---- Data to use
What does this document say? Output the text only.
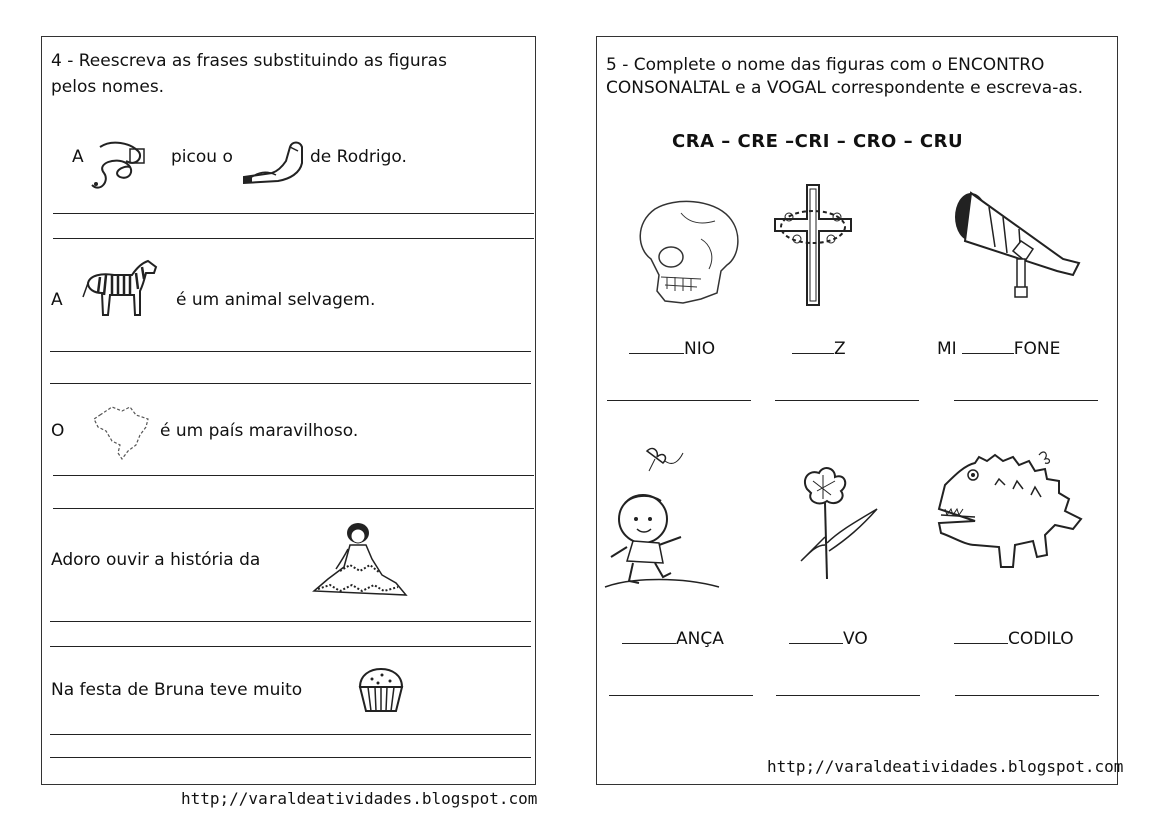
4 - Reescreva as frases substituindo as figuras
pelos nomes.
A	picou o	de Rodrigo.
A	é um animal selvagem.
O	é um país maravilhoso.
Adoro ouvir a história da
Na festa de Bruna teve muito
http;//varaldeatividades.blogspot.com
5 - Complete o nome das figuras com o ENCONTRO
CONSONALTAL e a VOGAL correspondente e escreva-as.
CRA – CRE –CRI – CRO – CRU
NIO	Z	MI	FONE
ANÇA	VO	CODILO
http;//varaldeatividades.blogspot.com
--------
> [What you are asked to do]: Check each line above for "figuras" and return the ones that have it.

> [Solved problem]:
4 - Reescreva as frases substituindo as figuras
5 - Complete o nome das figuras com o ENCONTRO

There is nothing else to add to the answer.